• [EXERCISE INSTRUCTIONS]:
Quote the listing in full, exactly as given, minus any pictures.

• [STORED DATA]:
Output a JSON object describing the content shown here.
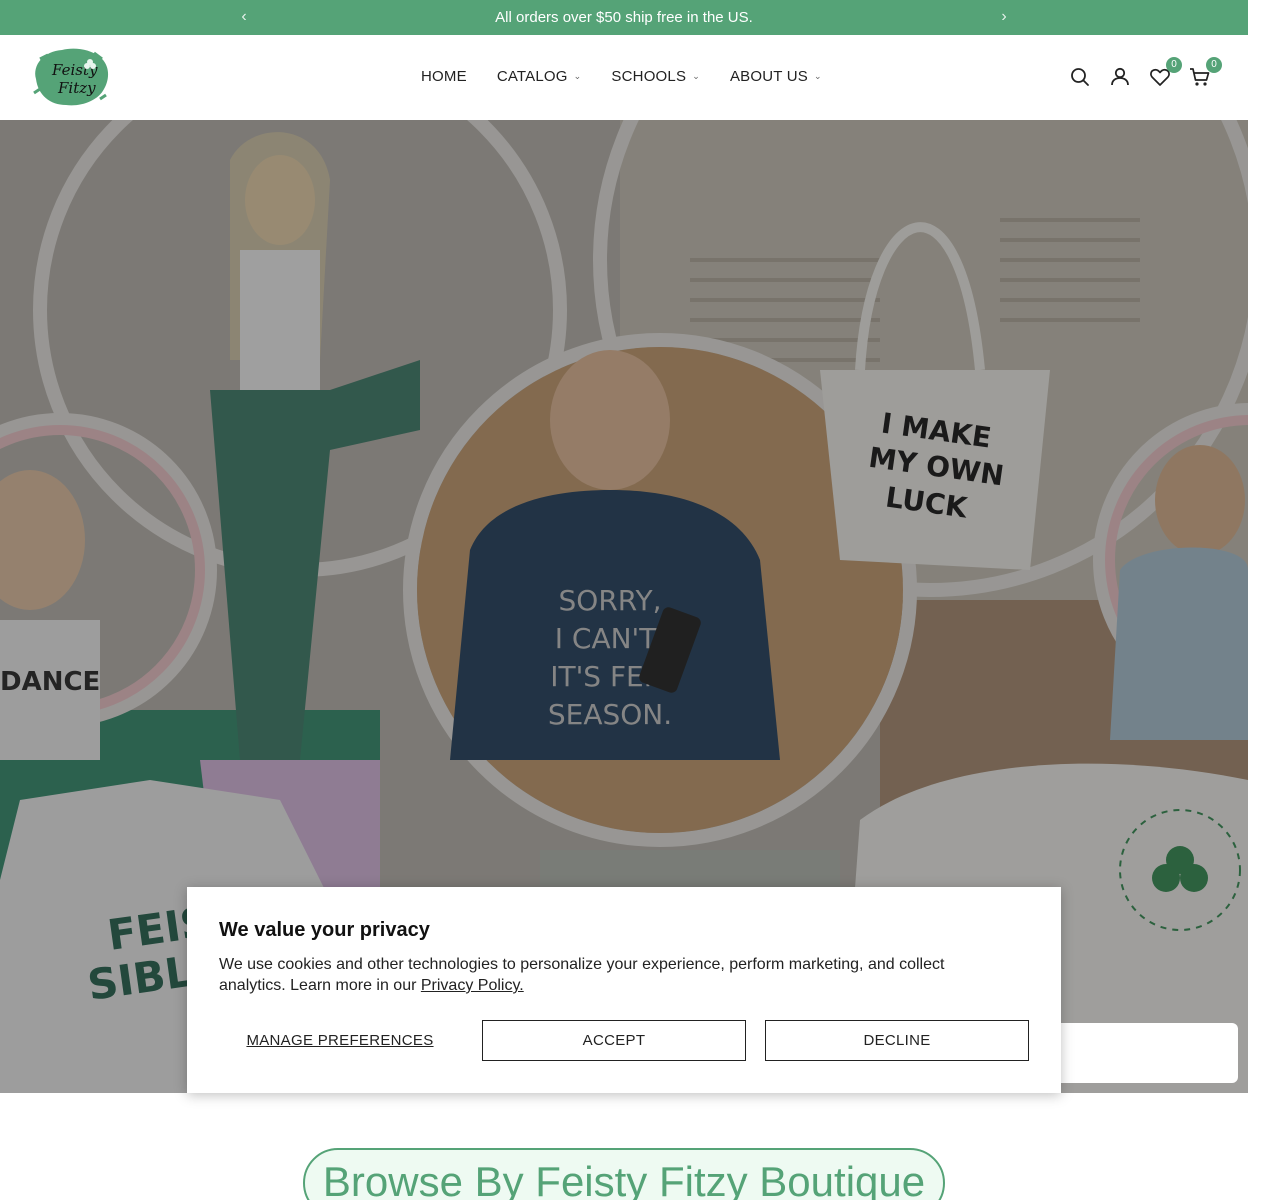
{
  "announcement": {
    "message": "All orders over $50 ship free in the US.",
    "prev_icon": "chevron-left-icon",
    "next_icon": "chevron-right-icon"
  },
  "brand": {
    "logo_text_line1": "Feisty",
    "logo_text_line2": "Fitzy",
    "accent_color": "#55a377"
  },
  "nav": {
    "items": [
      {
        "label": "HOME",
        "has_dropdown": false
      },
      {
        "label": "CATALOG",
        "has_dropdown": true
      },
      {
        "label": "SCHOOLS",
        "has_dropdown": true
      },
      {
        "label": "ABOUT US",
        "has_dropdown": true
      }
    ]
  },
  "header_icons": {
    "search": "search-icon",
    "account": "account-icon",
    "wishlist": "heart-icon",
    "wishlist_count": "0",
    "cart": "cart-icon",
    "cart_count": "0"
  },
  "hero": {
    "tote_text": "I MAKE MY OWN LUCK",
    "sweatshirt_text": "SORRY, I CAN'T, IT'S FEIS SEASON."
  },
  "cookie_banner": {
    "title": "We value your privacy",
    "body": "We use cookies and other technologies to personalize your experience, perform marketing, and collect analytics. Learn more in our ",
    "policy_link": "Privacy Policy.",
    "manage_label": "MANAGE PREFERENCES",
    "accept_label": "ACCEPT",
    "decline_label": "DECLINE"
  },
  "browse": {
    "heading": "Browse By Feisty Fitzy Boutique"
  }
}
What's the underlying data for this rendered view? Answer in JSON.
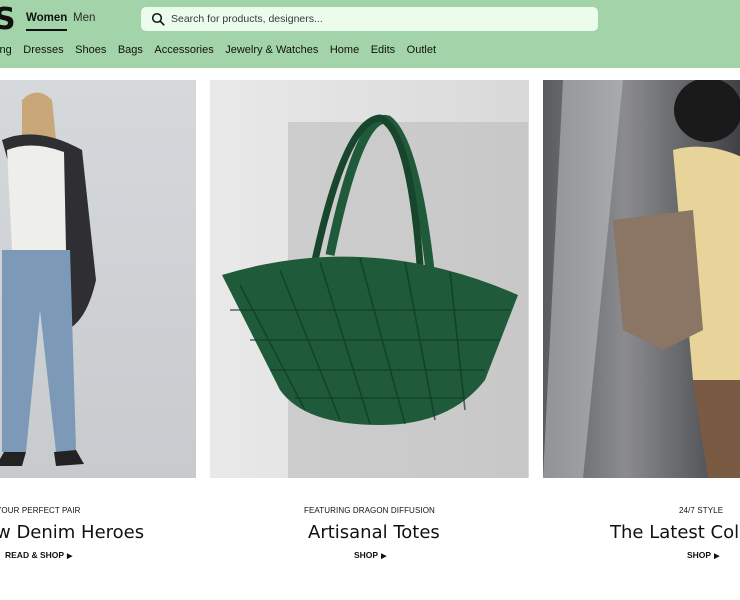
{
  "header": {
    "logo": "S",
    "tabs": [
      {
        "label": "Women",
        "active": true
      },
      {
        "label": "Men",
        "active": false
      }
    ],
    "search": {
      "placeholder": "Search for products, designers..."
    },
    "nav": [
      "hing",
      "Dresses",
      "Shoes",
      "Bags",
      "Accessories",
      "Jewelry & Watches",
      "Home",
      "Edits",
      "Outlet"
    ]
  },
  "cards": [
    {
      "eyebrow": "YOUR PERFECT PAIR",
      "title": "w Denim Heroes",
      "cta": "READ & SHOP"
    },
    {
      "eyebrow": "FEATURING DRAGON DIFFUSION",
      "title": "Artisanal Totes",
      "cta": "SHOP"
    },
    {
      "eyebrow": "24/7 STYLE",
      "title": "The Latest Colle",
      "cta": "SHOP"
    }
  ],
  "colors": {
    "header_bg": "#a3d4a9",
    "search_bg": "#ecfcec",
    "tote_green": "#1f5b3a"
  }
}
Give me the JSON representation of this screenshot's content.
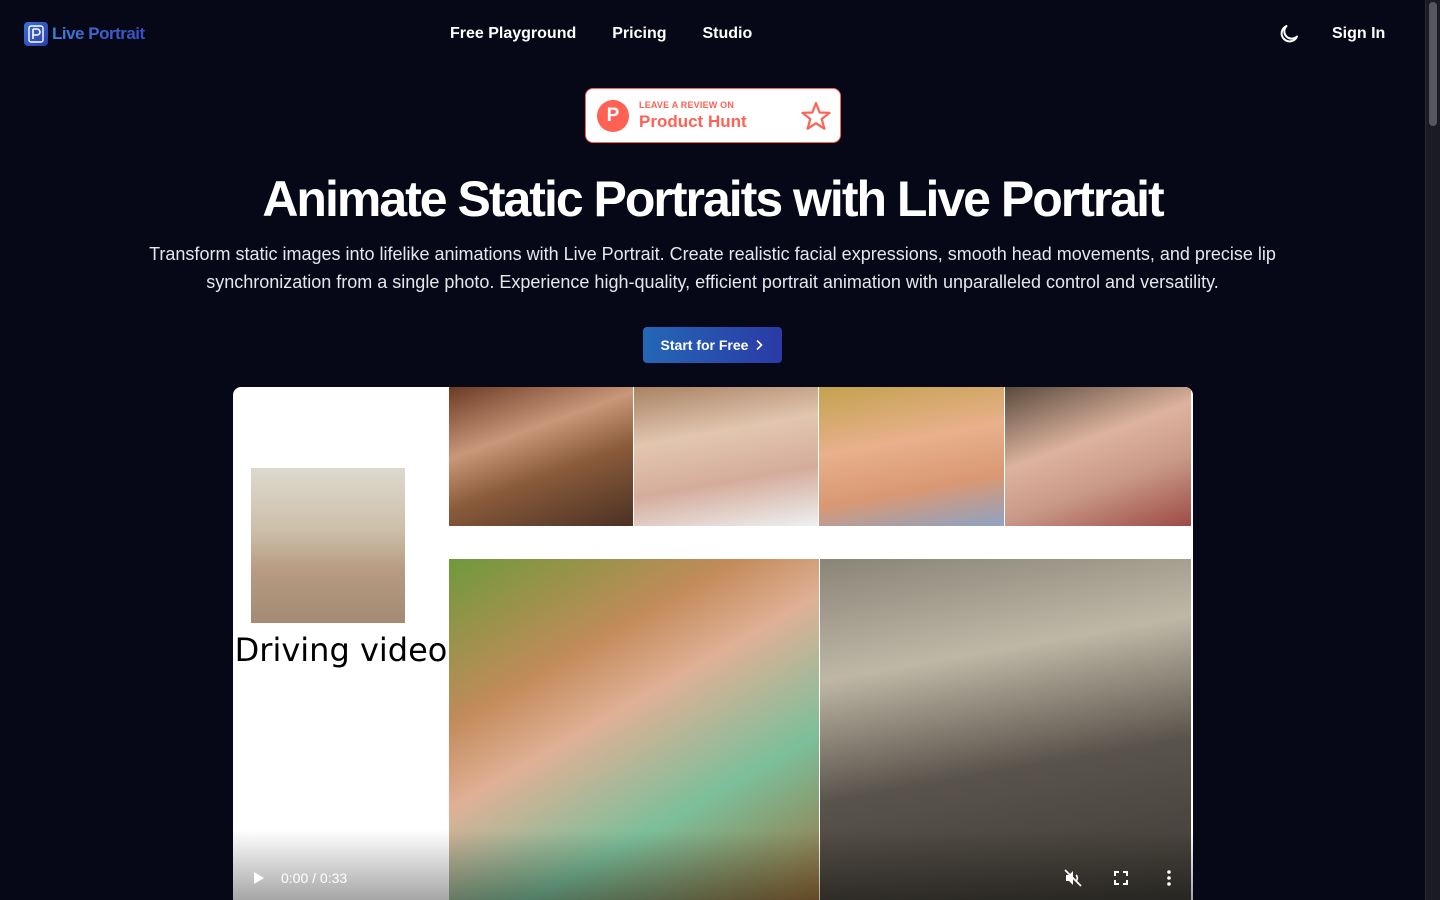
{
  "header": {
    "logo_text": "Live Portrait",
    "nav": [
      {
        "label": "Free Playground"
      },
      {
        "label": "Pricing"
      },
      {
        "label": "Studio"
      }
    ],
    "theme_icon": "moon-icon",
    "sign_in": "Sign In"
  },
  "badge": {
    "small": "LEAVE A REVIEW ON",
    "big": "Product Hunt",
    "logo_letter": "P",
    "icon": "star-icon"
  },
  "hero": {
    "title": "Animate Static Portraits with Live Portrait",
    "subtitle": "Transform static images into lifelike animations with Live Portrait. Create realistic facial expressions, smooth head movements, and precise lip synchronization from a single photo. Experience high-quality, efficient portrait animation with unparalleled control and versatility.",
    "cta": "Start for Free"
  },
  "video": {
    "driving_label": "Driving video",
    "time": "0:00 / 0:33"
  },
  "colors": {
    "background": "#070817",
    "accent": "#2467b6",
    "product_hunt": "#ff6154"
  }
}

• [TASK RESULT]:
Output a JSON object describing the content shown here.
{
  "announcement": {
    "message": "All orders over $50 ship free in the US.",
    "prev_icon": "chevron-left-icon",
    "next_icon": "chevron-right-icon"
  },
  "brand": {
    "logo_text_line1": "Feisty",
    "logo_text_line2": "Fitzy",
    "accent_color": "#55a377"
  },
  "nav": {
    "items": [
      {
        "label": "HOME",
        "has_dropdown": false
      },
      {
        "label": "CATALOG",
        "has_dropdown": true
      },
      {
        "label": "SCHOOLS",
        "has_dropdown": true
      },
      {
        "label": "ABOUT US",
        "has_dropdown": true
      }
    ]
  },
  "header_icons": {
    "search": "search-icon",
    "account": "account-icon",
    "wishlist": "heart-icon",
    "wishlist_count": "0",
    "cart": "cart-icon",
    "cart_count": "0"
  },
  "hero": {
    "tote_text": "I MAKE MY OWN LUCK",
    "sweatshirt_text": "SORRY, I CAN'T, IT'S FEIS SEASON."
  },
  "cookie_banner": {
    "title": "We value your privacy",
    "body": "We use cookies and other technologies to personalize your experience, perform marketing, and collect analytics. Learn more in our ",
    "policy_link": "Privacy Policy.",
    "manage_label": "MANAGE PREFERENCES",
    "accept_label": "ACCEPT",
    "decline_label": "DECLINE"
  },
  "browse": {
    "heading": "Browse By Feisty Fitzy Boutique"
  }
}
What's the underlying data for this rendered view? Answer in JSON.
{
  "header": {
    "logo": "S",
    "tabs": [
      {
        "label": "Women",
        "active": true
      },
      {
        "label": "Men",
        "active": false
      }
    ],
    "search": {
      "placeholder": "Search for products, designers..."
    },
    "nav": [
      "hing",
      "Dresses",
      "Shoes",
      "Bags",
      "Accessories",
      "Jewelry & Watches",
      "Home",
      "Edits",
      "Outlet"
    ]
  },
  "cards": [
    {
      "eyebrow": "YOUR PERFECT PAIR",
      "title": "w Denim Heroes",
      "cta": "READ & SHOP"
    },
    {
      "eyebrow": "FEATURING DRAGON DIFFUSION",
      "title": "Artisanal Totes",
      "cta": "SHOP"
    },
    {
      "eyebrow": "24/7 STYLE",
      "title": "The Latest Colle",
      "cta": "SHOP"
    }
  ],
  "colors": {
    "header_bg": "#a3d4a9",
    "search_bg": "#ecfcec",
    "tote_green": "#1f5b3a"
  }
}
Give me the JSON representation of this screenshot's content.
{
  "header": {
    "logo_text": "Live Portrait",
    "nav": [
      {
        "label": "Free Playground"
      },
      {
        "label": "Pricing"
      },
      {
        "label": "Studio"
      }
    ],
    "theme_icon": "moon-icon",
    "sign_in": "Sign In"
  },
  "badge": {
    "small": "LEAVE A REVIEW ON",
    "big": "Product Hunt",
    "logo_letter": "P",
    "icon": "star-icon"
  },
  "hero": {
    "title": "Animate Static Portraits with Live Portrait",
    "subtitle": "Transform static images into lifelike animations with Live Portrait. Create realistic facial expressions, smooth head movements, and precise lip synchronization from a single photo. Experience high-quality, efficient portrait animation with unparalleled control and versatility.",
    "cta": "Start for Free"
  },
  "video": {
    "driving_label": "Driving video",
    "time": "0:00 / 0:33"
  },
  "colors": {
    "background": "#070817",
    "accent": "#2467b6",
    "product_hunt": "#ff6154"
  }
}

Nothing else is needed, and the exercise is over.